(Spatial annotation entries)
----------------

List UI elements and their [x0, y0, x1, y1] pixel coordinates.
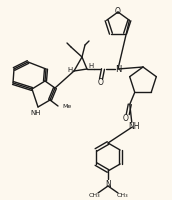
Text: H: H — [67, 67, 73, 73]
Text: N: N — [115, 65, 121, 74]
Text: Me: Me — [62, 104, 71, 109]
Text: O: O — [115, 7, 121, 16]
Text: NH: NH — [128, 121, 139, 130]
Text: H: H — [88, 63, 94, 69]
Text: NH: NH — [31, 109, 41, 115]
Text: CH₃: CH₃ — [88, 193, 100, 198]
Text: N: N — [105, 180, 111, 189]
Text: CH₃: CH₃ — [116, 193, 128, 198]
Text: O: O — [98, 78, 104, 87]
Text: O: O — [123, 113, 129, 122]
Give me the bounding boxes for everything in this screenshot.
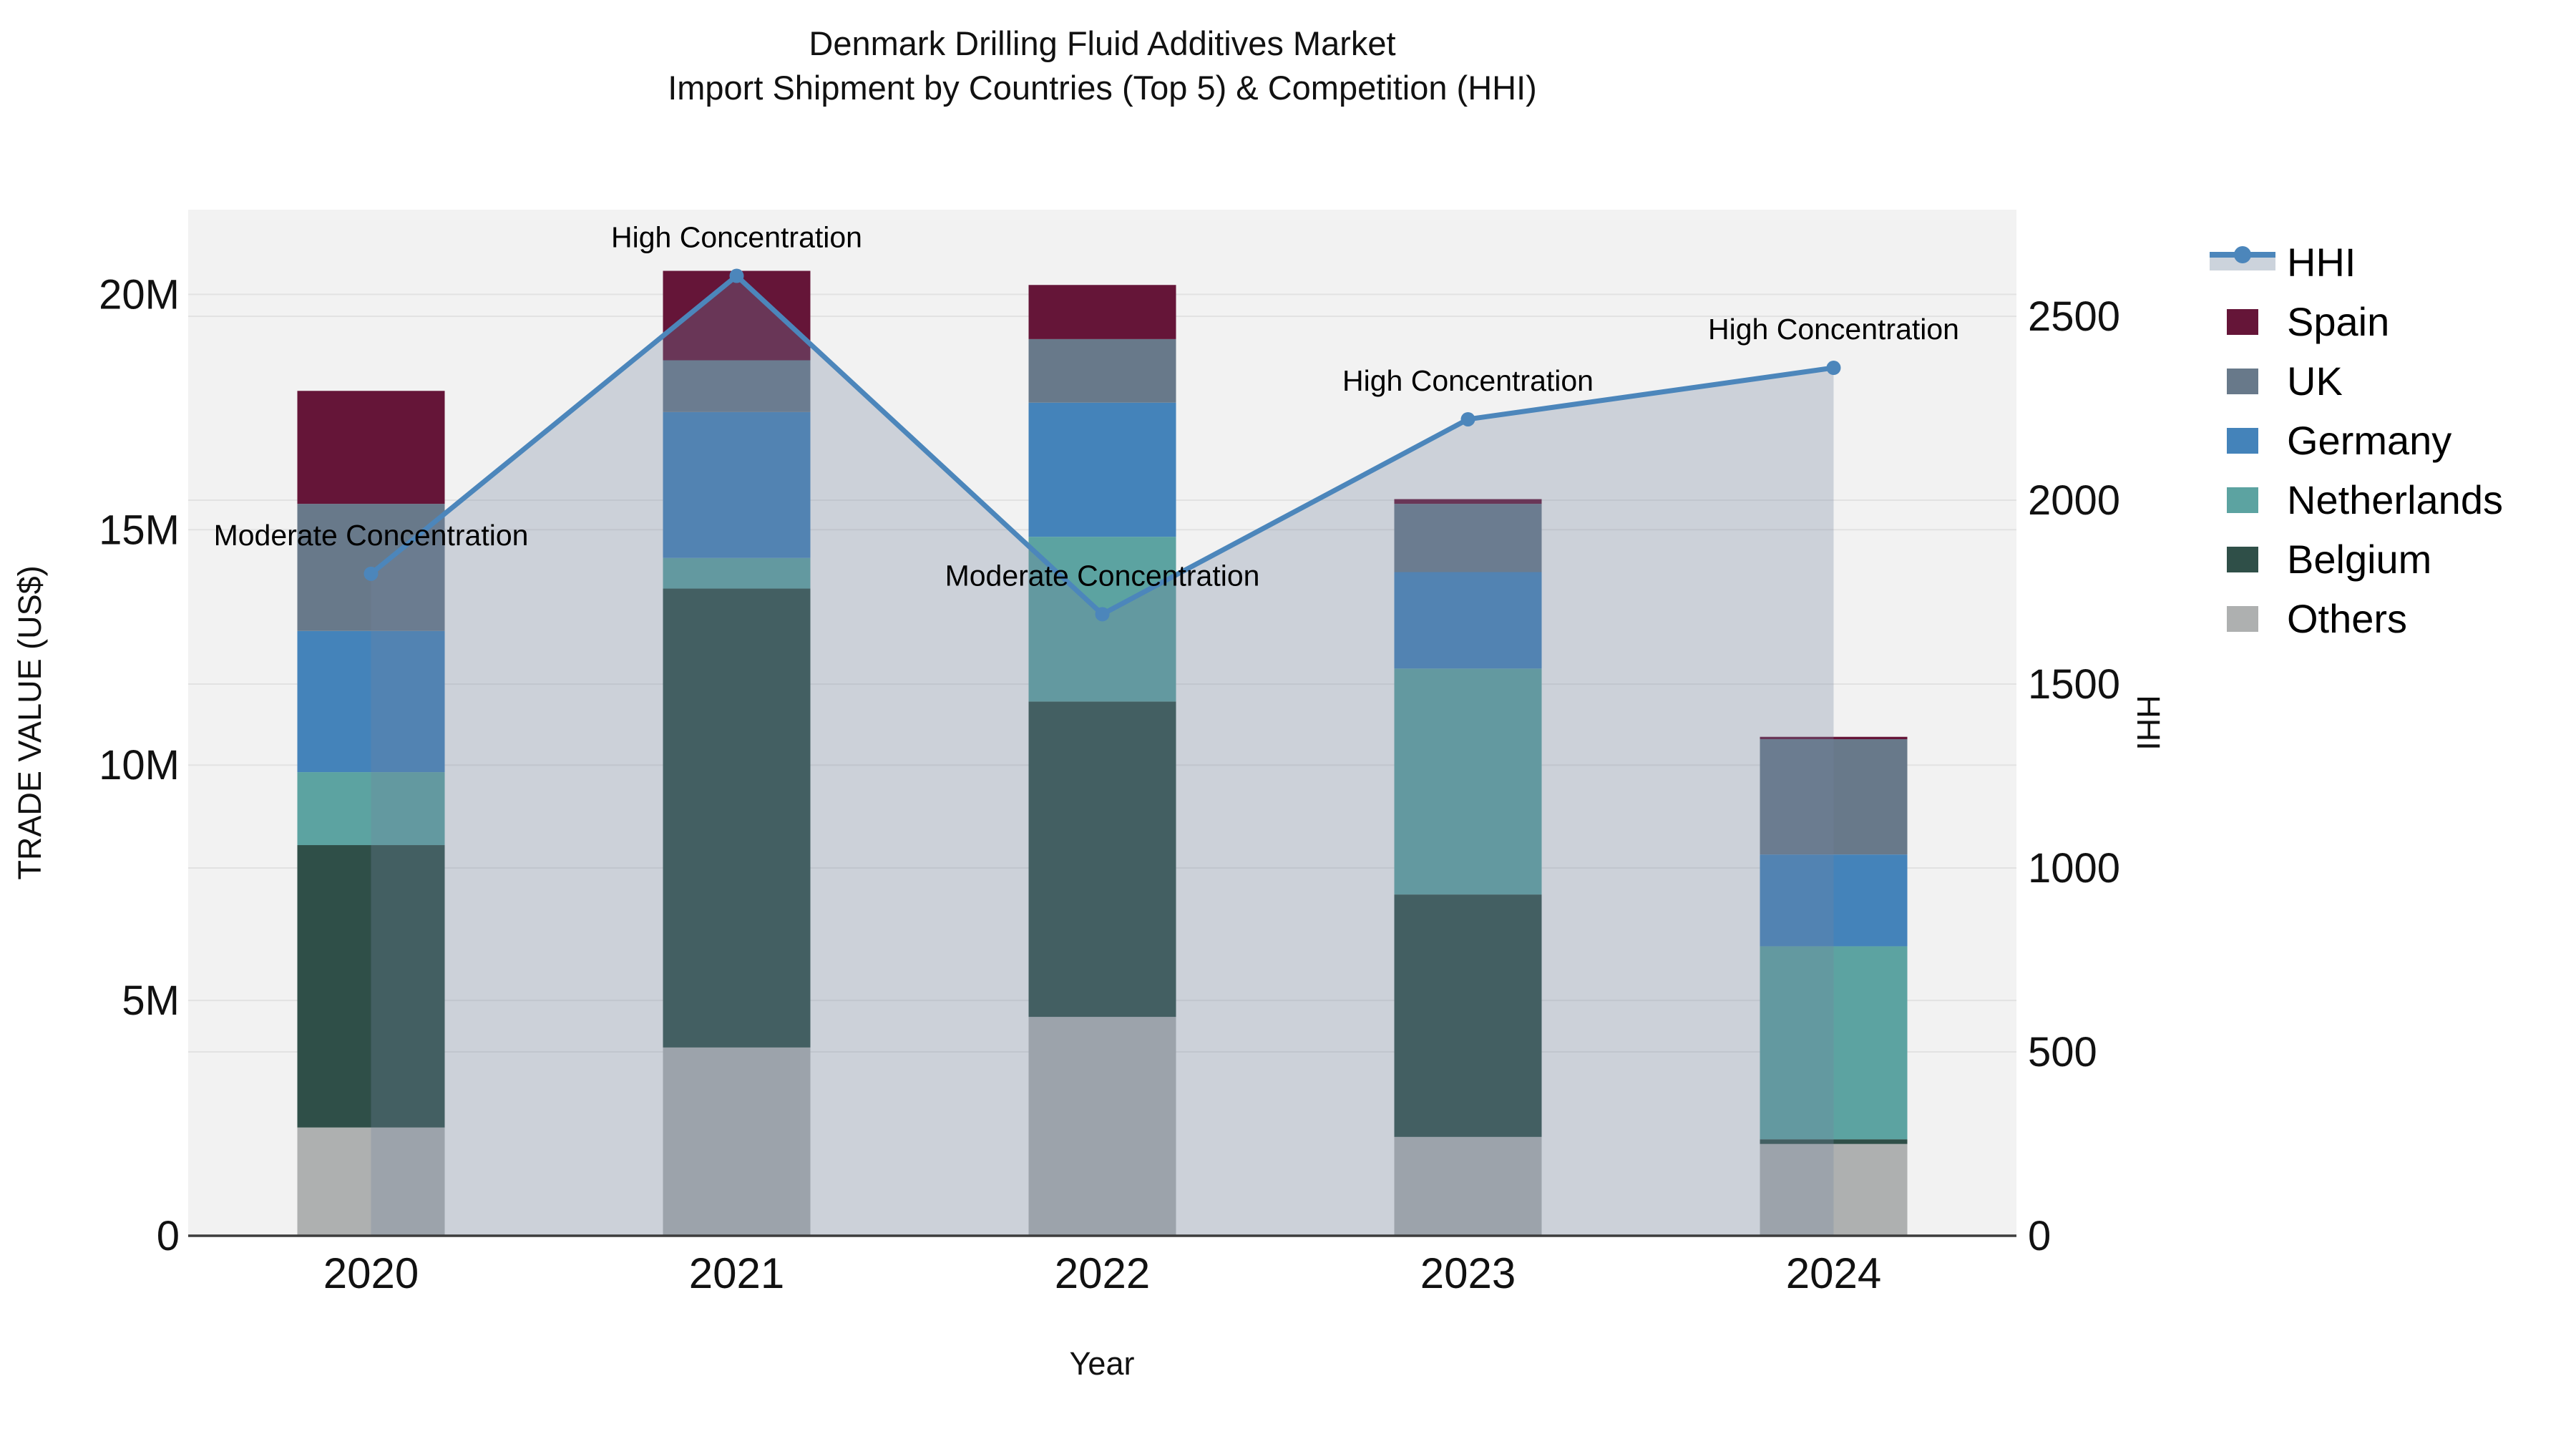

----------------

WHAT THE TASK REQUIRES — Copy out every line of the material above verbatim, omitting the pictures.

EXERCISE RESULT —
List UI elements and their [x0, y0, x1, y1] pixel coordinates.
Text: H: H — [67, 67, 73, 73]
Text: N: N — [115, 65, 121, 74]
Text: Me: Me — [62, 104, 71, 109]
Text: O: O — [115, 7, 121, 16]
Text: NH: NH — [128, 121, 139, 130]
Text: H: H — [88, 63, 94, 69]
Text: NH: NH — [31, 109, 41, 115]
Text: CH₃: CH₃ — [88, 193, 100, 198]
Text: N: N — [105, 180, 111, 189]
Text: CH₃: CH₃ — [116, 193, 128, 198]
Text: O: O — [98, 78, 104, 87]
Text: O: O — [123, 113, 129, 122]
Give me the bounding boxes for everything in this screenshot.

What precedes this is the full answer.